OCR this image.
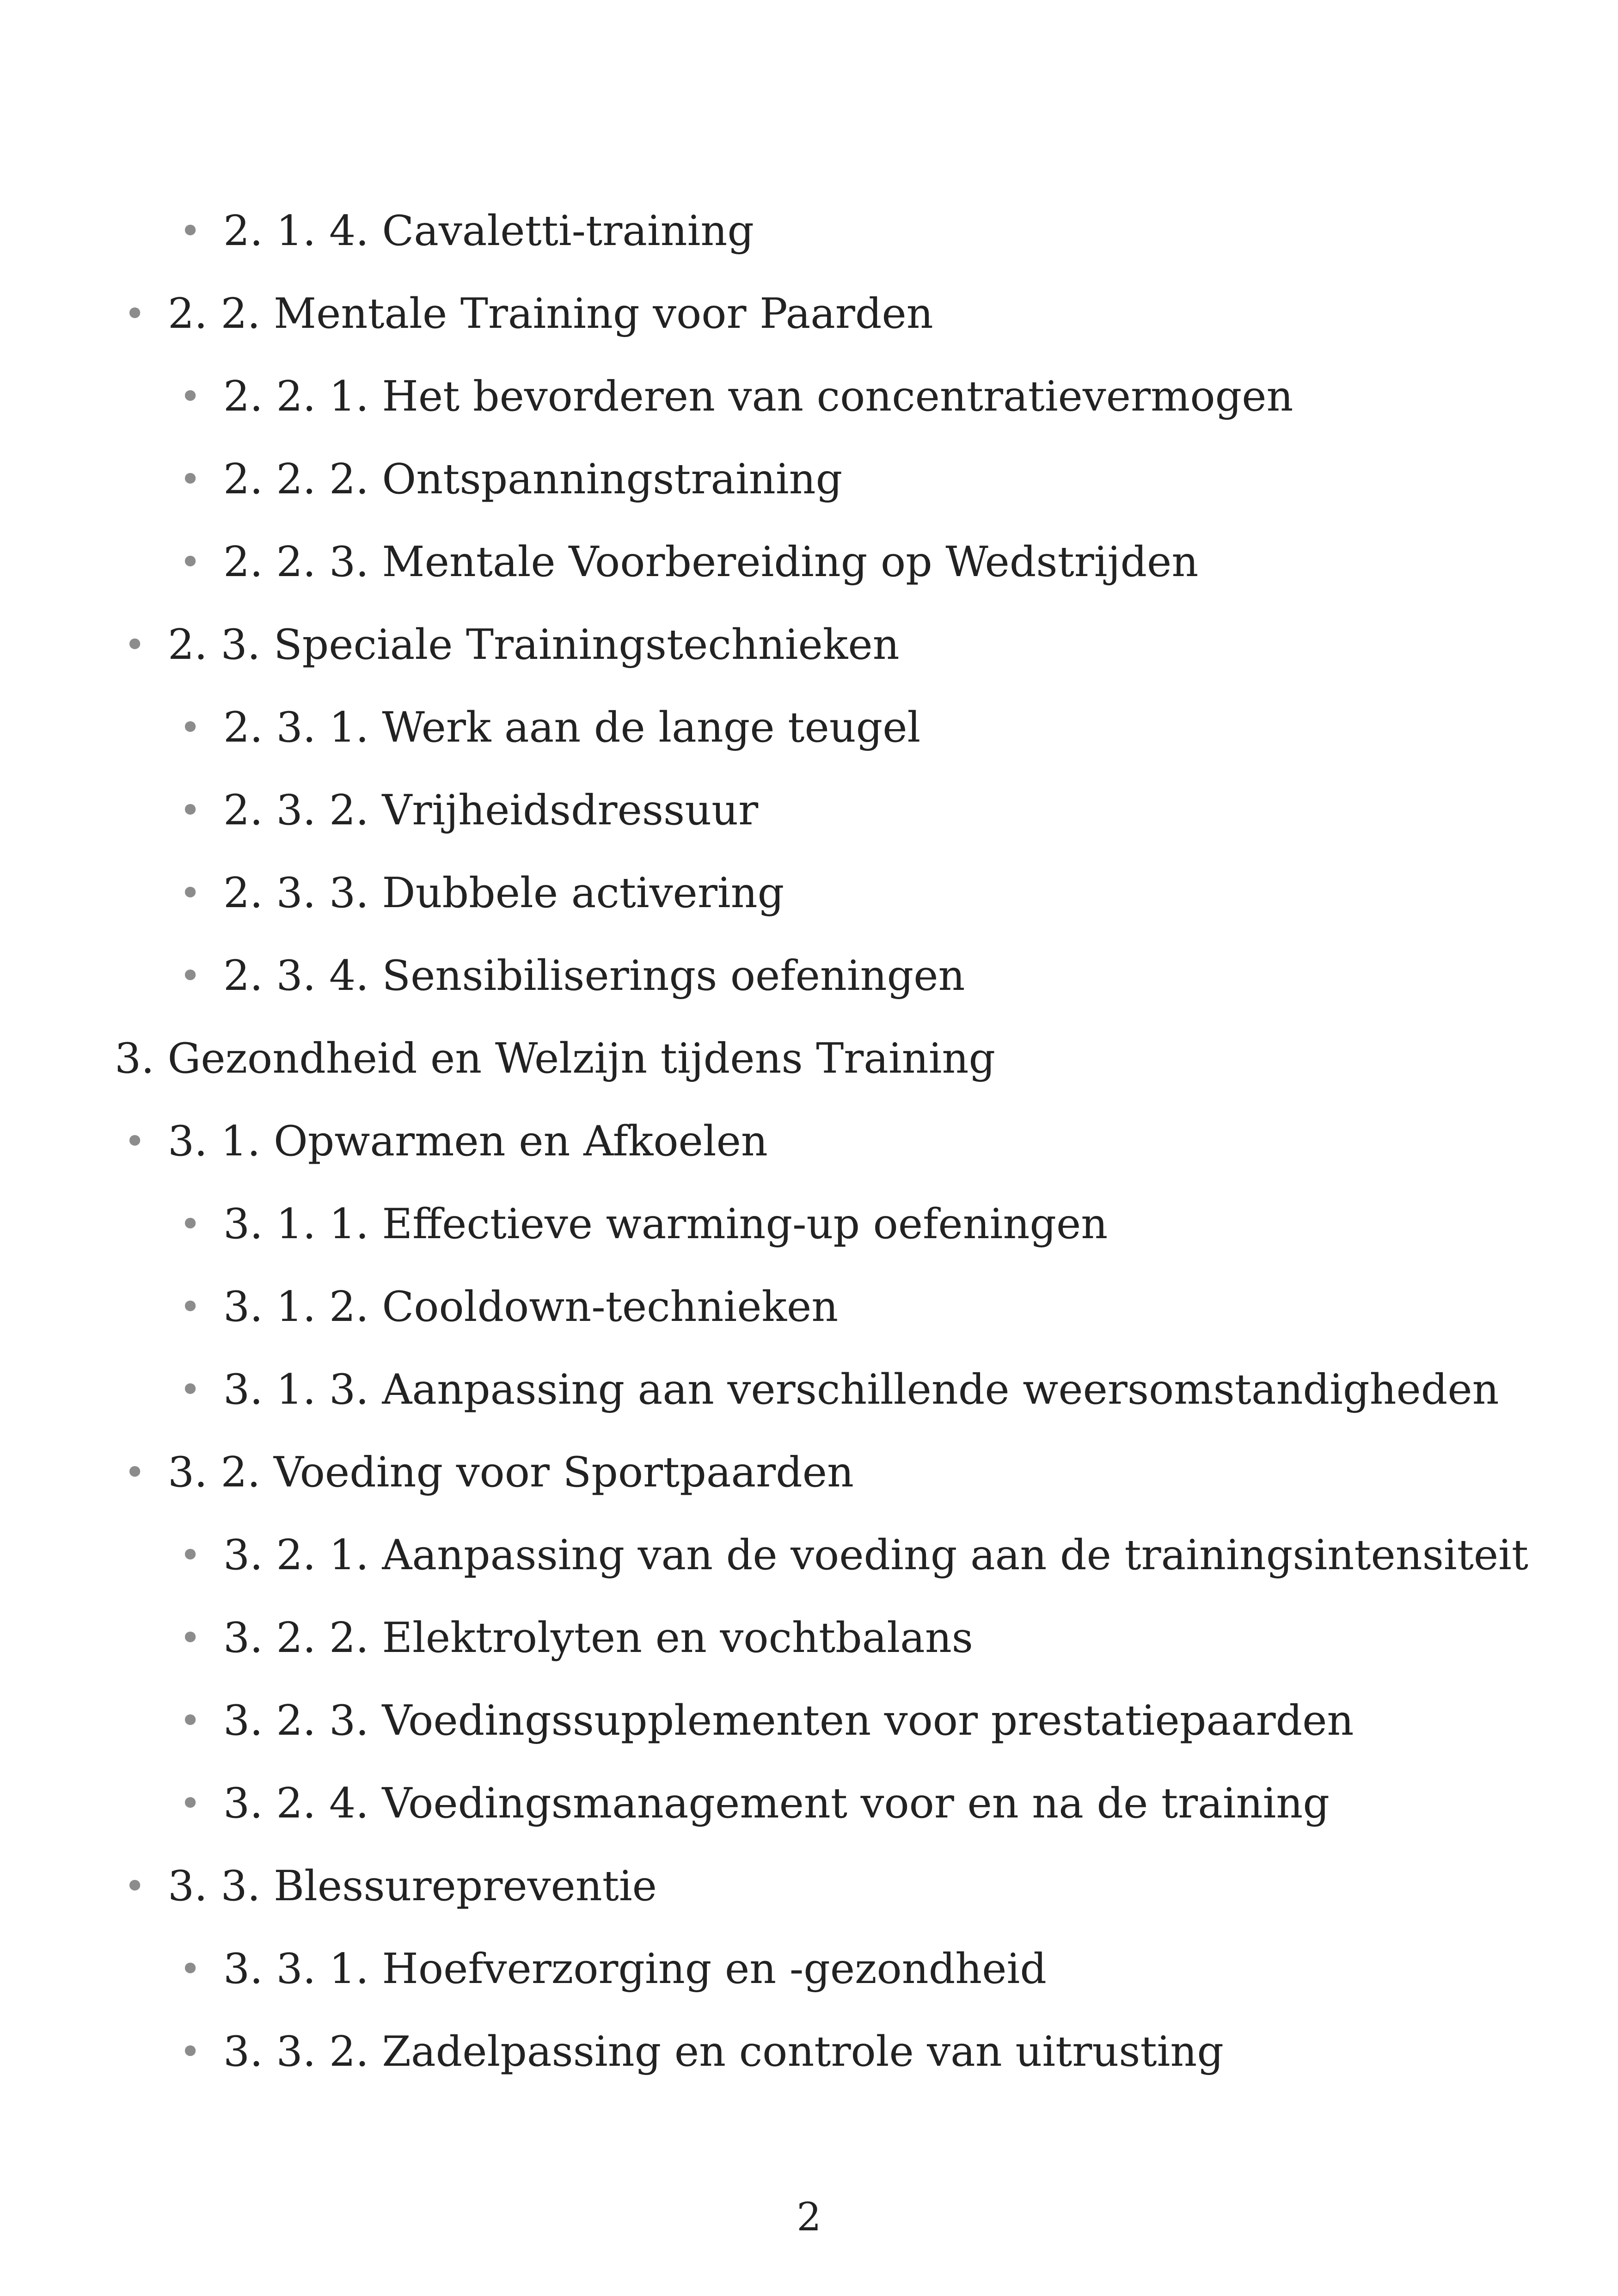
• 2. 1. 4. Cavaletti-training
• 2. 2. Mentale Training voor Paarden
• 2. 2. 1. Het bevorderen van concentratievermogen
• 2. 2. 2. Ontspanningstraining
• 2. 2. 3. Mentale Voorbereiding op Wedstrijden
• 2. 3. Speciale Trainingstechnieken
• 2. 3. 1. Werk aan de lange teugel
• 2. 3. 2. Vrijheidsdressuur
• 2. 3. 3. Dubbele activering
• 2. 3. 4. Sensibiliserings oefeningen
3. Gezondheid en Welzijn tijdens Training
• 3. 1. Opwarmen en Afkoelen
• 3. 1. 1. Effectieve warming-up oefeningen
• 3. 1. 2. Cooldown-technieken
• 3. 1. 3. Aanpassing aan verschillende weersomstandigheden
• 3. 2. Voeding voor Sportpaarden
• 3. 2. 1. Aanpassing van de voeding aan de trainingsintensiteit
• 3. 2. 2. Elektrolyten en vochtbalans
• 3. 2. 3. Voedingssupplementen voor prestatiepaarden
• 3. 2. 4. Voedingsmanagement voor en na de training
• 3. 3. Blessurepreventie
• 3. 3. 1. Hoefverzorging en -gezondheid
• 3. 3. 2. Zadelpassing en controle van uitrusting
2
----------------------------------------
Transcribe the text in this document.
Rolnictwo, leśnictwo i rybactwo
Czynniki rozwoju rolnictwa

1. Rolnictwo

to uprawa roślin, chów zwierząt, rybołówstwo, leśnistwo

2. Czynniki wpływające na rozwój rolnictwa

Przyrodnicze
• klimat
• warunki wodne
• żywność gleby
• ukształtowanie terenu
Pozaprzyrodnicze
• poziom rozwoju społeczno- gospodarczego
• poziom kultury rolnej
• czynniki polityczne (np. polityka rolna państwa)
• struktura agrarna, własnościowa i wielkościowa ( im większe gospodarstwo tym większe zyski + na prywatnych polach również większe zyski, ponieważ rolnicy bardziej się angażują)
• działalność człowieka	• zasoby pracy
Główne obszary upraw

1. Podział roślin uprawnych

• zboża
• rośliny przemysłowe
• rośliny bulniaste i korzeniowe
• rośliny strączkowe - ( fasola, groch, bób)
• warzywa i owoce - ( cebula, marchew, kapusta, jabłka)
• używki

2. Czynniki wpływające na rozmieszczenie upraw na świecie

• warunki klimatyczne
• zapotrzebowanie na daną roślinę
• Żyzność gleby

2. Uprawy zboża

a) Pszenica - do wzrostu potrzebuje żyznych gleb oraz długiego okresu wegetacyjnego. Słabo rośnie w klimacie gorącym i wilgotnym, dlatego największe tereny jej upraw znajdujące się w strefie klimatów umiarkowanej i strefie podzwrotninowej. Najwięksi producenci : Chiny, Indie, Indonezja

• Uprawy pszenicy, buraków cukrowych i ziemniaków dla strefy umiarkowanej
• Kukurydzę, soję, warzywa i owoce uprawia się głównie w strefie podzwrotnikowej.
----------------------------------------
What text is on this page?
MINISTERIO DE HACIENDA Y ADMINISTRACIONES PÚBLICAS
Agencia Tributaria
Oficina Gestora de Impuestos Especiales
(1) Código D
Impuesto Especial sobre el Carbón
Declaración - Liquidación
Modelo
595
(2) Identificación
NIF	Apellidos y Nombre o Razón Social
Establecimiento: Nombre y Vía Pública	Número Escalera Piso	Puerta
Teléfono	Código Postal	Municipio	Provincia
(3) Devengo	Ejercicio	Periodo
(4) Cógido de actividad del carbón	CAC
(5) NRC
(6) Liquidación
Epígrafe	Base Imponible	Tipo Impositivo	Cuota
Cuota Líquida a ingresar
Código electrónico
----------------------------------------
Which lines include the word "oefeningen"? List them all.

• 2. 3. 4. Sensibiliserings oefeningen
• 3. 1. 1. Effectieve warming-up oefeningen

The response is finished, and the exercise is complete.